#### Task to complete:
Quote the whole listing word for word, please.

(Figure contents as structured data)
▽
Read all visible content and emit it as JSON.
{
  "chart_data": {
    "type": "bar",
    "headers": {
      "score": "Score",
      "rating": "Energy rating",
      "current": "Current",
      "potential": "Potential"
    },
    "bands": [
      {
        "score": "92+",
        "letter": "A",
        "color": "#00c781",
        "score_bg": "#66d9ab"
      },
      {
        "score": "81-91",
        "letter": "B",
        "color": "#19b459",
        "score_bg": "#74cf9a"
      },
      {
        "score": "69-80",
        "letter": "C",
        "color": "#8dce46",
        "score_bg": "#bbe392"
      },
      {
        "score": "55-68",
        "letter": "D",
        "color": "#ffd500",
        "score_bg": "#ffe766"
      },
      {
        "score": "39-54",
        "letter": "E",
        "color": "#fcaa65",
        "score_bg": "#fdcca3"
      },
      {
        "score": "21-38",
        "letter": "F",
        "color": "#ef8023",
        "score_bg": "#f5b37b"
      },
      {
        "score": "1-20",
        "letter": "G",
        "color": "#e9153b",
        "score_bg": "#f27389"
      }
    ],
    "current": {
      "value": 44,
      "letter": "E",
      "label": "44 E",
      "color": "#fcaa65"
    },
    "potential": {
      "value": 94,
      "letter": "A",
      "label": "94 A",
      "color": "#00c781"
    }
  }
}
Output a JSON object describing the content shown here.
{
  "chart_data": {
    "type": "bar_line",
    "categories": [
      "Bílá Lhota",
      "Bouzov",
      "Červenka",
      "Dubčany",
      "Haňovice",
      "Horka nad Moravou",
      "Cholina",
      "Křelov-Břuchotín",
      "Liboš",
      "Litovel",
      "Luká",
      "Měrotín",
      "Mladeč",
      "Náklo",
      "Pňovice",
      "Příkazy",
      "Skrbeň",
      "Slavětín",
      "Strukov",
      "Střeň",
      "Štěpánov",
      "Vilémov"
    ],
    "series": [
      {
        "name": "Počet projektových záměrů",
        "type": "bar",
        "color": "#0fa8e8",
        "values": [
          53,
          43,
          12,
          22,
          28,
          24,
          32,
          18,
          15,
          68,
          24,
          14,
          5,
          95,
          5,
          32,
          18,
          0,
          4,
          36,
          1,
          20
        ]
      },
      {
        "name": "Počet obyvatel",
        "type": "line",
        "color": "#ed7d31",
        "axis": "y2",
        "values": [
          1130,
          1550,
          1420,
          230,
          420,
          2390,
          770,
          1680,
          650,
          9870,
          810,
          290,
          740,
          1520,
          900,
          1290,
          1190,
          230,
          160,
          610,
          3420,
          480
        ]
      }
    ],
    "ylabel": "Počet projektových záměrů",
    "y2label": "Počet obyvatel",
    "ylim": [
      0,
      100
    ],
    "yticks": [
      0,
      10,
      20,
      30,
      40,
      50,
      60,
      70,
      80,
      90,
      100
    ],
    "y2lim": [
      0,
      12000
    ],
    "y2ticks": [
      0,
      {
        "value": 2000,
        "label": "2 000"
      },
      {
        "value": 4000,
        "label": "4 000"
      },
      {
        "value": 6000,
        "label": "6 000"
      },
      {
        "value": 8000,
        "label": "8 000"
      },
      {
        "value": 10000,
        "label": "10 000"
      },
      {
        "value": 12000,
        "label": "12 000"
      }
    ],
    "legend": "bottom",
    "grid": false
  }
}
△
#### Complete answer:
Read all visible content and emit it as JSON.
{
  "chart_data": {
    "type": "bar",
    "headers": {
      "score": "Score",
      "rating": "Energy rating",
      "current": "Current",
      "potential": "Potential"
    },
    "bands": [
      {
        "score": "92+",
        "letter": "A",
        "color": "#00c781",
        "score_bg": "#66d9ab"
      },
      {
        "score": "81-91",
        "letter": "B",
        "color": "#19b459",
        "score_bg": "#74cf9a"
      },
      {
        "score": "69-80",
        "letter": "C",
        "color": "#8dce46",
        "score_bg": "#bbe392"
      },
      {
        "score": "55-68",
        "letter": "D",
        "color": "#ffd500",
        "score_bg": "#ffe766"
      },
      {
        "score": "39-54",
        "letter": "E",
        "color": "#fcaa65",
        "score_bg": "#fdcca3"
      },
      {
        "score": "21-38",
        "letter": "F",
        "color": "#ef8023",
        "score_bg": "#f5b37b"
      },
      {
        "score": "1-20",
        "letter": "G",
        "color": "#e9153b",
        "score_bg": "#f27389"
      }
    ],
    "current": {
      "value": 44,
      "letter": "E",
      "label": "44 E",
      "color": "#fcaa65"
    },
    "potential": {
      "value": 94,
      "letter": "A",
      "label": "94 A",
      "color": "#00c781"
    }
  }
}
Output a JSON object describing the content shown here.
{
  "chart_data": {
    "type": "bar_line",
    "categories": [
      "Bílá Lhota",
      "Bouzov",
      "Červenka",
      "Dubčany",
      "Haňovice",
      "Horka nad Moravou",
      "Cholina",
      "Křelov-Břuchotín",
      "Liboš",
      "Litovel",
      "Luká",
      "Měrotín",
      "Mladeč",
      "Náklo",
      "Pňovice",
      "Příkazy",
      "Skrbeň",
      "Slavětín",
      "Strukov",
      "Střeň",
      "Štěpánov",
      "Vilémov"
    ],
    "series": [
      {
        "name": "Počet projektových záměrů",
        "type": "bar",
        "color": "#0fa8e8",
        "values": [
          53,
          43,
          12,
          22,
          28,
          24,
          32,
          18,
          15,
          68,
          24,
          14,
          5,
          95,
          5,
          32,
          18,
          0,
          4,
          36,
          1,
          20
        ]
      },
      {
        "name": "Počet obyvatel",
        "type": "line",
        "color": "#ed7d31",
        "axis": "y2",
        "values": [
          1130,
          1550,
          1420,
          230,
          420,
          2390,
          770,
          1680,
          650,
          9870,
          810,
          290,
          740,
          1520,
          900,
          1290,
          1190,
          230,
          160,
          610,
          3420,
          480
        ]
      }
    ],
    "ylabel": "Počet projektových záměrů",
    "y2label": "Počet obyvatel",
    "ylim": [
      0,
      100
    ],
    "yticks": [
      0,
      10,
      20,
      30,
      40,
      50,
      60,
      70,
      80,
      90,
      100
    ],
    "y2lim": [
      0,
      12000
    ],
    "y2ticks": [
      0,
      {
        "value": 2000,
        "label": "2 000"
      },
      {
        "value": 4000,
        "label": "4 000"
      },
      {
        "value": 6000,
        "label": "6 000"
      },
      {
        "value": 8000,
        "label": "8 000"
      },
      {
        "value": 10000,
        "label": "10 000"
      },
      {
        "value": 12000,
        "label": "12 000"
      }
    ],
    "legend": "bottom",
    "grid": false
  }
}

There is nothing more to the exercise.